(begin)
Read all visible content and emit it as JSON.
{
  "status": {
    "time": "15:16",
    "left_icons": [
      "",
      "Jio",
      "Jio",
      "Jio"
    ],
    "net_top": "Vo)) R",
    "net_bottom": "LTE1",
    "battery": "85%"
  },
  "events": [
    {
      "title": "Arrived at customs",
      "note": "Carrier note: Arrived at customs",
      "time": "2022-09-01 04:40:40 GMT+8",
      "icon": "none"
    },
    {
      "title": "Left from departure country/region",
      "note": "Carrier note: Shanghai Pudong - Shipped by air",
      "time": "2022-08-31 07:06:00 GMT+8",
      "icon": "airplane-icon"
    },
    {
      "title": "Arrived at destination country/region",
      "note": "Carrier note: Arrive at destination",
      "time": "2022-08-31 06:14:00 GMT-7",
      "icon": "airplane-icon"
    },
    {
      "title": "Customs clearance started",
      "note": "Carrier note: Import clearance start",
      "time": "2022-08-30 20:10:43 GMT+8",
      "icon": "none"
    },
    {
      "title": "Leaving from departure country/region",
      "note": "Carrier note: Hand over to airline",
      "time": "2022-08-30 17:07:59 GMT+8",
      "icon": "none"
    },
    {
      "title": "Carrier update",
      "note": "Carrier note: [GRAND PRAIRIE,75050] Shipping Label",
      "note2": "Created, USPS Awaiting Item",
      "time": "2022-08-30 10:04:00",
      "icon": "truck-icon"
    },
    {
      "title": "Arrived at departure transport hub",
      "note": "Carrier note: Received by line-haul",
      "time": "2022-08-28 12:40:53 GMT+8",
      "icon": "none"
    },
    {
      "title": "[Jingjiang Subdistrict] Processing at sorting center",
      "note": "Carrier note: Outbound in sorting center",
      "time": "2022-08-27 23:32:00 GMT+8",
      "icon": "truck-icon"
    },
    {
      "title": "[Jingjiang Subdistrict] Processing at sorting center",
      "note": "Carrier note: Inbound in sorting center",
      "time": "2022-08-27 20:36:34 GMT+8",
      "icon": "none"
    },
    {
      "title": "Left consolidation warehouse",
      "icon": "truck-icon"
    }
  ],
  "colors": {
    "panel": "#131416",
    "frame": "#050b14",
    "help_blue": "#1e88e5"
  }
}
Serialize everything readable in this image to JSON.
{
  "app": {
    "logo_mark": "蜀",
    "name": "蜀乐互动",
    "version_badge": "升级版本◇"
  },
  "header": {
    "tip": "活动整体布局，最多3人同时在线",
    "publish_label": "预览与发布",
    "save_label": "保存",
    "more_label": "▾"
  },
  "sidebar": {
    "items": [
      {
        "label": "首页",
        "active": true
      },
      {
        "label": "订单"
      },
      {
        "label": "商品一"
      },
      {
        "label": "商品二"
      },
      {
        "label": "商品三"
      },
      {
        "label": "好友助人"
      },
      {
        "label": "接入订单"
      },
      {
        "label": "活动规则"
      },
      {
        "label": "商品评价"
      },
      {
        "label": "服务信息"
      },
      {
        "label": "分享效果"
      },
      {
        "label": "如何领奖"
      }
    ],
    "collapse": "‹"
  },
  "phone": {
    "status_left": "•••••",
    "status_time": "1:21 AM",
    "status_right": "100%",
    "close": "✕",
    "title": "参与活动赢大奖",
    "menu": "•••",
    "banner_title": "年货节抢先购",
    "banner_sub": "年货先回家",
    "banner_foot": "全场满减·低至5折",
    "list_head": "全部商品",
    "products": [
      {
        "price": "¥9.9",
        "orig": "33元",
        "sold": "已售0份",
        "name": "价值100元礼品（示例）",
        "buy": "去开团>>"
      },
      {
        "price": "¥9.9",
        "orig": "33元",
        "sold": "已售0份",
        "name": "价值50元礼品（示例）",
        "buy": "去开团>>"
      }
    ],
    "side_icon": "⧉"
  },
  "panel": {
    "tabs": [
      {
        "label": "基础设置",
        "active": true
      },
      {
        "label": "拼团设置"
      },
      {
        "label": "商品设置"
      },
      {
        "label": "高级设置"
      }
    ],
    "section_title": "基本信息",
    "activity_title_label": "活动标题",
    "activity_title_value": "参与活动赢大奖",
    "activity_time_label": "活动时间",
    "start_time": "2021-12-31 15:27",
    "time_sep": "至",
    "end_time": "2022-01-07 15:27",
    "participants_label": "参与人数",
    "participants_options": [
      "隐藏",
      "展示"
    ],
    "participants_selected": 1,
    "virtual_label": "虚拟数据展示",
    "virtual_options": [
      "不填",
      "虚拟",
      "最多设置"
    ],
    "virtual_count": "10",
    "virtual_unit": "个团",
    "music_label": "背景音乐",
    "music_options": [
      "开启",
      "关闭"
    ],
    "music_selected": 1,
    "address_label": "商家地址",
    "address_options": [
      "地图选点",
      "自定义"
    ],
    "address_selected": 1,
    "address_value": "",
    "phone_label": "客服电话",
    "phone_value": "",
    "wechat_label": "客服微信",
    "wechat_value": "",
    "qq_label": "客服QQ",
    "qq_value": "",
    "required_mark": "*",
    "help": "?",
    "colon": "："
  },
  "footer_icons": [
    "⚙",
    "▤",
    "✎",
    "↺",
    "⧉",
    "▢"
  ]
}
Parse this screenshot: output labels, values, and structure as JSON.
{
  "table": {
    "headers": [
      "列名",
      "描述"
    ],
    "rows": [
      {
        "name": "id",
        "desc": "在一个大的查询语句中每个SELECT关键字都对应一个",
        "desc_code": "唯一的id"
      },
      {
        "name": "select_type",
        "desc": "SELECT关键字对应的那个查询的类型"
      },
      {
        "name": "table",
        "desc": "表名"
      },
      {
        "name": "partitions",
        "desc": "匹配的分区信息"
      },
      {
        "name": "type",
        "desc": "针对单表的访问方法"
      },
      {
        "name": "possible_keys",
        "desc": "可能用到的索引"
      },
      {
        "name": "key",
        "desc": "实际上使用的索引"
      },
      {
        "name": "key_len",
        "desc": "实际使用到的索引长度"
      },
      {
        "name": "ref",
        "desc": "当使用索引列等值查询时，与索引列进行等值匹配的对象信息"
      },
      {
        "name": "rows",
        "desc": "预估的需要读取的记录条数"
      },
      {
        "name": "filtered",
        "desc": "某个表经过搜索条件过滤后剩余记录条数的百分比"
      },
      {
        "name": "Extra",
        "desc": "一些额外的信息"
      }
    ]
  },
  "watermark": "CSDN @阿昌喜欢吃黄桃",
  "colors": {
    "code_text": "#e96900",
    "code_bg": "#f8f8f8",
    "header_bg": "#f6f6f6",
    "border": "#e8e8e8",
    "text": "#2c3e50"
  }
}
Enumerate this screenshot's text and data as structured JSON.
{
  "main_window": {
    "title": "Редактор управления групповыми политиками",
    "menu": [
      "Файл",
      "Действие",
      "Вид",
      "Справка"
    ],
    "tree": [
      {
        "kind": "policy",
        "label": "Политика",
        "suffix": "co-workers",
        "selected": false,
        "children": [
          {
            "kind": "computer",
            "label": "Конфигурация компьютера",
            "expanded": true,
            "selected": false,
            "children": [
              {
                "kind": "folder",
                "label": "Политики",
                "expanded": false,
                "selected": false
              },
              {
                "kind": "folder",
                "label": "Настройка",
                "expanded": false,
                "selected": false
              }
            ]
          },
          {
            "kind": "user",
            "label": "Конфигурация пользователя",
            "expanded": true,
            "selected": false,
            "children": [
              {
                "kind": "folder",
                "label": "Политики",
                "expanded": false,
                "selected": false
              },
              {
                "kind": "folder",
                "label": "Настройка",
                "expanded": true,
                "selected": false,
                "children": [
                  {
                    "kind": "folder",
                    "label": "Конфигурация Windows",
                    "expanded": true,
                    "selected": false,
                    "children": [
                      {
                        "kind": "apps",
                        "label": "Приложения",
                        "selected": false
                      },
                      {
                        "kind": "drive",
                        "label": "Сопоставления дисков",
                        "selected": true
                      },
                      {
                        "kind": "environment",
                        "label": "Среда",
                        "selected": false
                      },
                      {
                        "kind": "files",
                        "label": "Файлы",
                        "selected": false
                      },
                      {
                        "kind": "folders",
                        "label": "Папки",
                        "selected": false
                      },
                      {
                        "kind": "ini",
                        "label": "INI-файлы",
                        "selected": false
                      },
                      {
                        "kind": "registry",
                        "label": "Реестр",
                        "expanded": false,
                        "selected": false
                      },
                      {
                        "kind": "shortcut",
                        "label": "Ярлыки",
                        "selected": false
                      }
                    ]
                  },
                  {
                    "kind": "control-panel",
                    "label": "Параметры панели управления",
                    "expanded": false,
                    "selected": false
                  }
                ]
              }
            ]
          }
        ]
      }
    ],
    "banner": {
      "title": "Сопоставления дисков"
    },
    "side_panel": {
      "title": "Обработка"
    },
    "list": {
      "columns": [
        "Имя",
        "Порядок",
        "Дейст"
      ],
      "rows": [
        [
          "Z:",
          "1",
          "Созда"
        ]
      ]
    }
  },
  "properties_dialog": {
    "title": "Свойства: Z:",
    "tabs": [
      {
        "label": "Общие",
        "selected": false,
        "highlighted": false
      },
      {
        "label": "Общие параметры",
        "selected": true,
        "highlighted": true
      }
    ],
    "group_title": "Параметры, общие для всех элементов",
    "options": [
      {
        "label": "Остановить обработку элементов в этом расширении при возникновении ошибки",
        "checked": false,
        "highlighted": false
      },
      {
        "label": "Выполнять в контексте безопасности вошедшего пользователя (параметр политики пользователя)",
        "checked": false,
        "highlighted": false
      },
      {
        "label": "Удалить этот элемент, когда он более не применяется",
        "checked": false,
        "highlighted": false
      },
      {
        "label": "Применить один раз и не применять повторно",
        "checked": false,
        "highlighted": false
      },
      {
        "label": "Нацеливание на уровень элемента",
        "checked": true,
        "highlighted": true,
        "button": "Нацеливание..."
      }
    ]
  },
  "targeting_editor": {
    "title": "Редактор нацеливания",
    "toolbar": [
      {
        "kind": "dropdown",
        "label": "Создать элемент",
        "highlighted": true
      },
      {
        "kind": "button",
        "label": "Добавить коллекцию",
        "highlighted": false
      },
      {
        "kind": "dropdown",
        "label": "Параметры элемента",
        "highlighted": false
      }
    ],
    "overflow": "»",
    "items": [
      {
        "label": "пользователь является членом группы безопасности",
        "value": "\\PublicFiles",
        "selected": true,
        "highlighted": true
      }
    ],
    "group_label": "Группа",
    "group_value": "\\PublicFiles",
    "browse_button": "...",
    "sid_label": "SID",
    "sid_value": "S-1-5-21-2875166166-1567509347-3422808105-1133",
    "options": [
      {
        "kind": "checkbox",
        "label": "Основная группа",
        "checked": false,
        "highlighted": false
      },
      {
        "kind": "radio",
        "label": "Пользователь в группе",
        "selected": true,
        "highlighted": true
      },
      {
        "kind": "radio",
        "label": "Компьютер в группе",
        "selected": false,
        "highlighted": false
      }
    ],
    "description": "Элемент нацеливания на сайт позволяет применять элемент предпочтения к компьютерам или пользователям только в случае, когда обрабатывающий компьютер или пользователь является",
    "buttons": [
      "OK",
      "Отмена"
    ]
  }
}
(end)
WHAT YOU ARE ASKED TO DO. Give only the number of lines in the data that include the string "region".

COMPLETED TASK. 3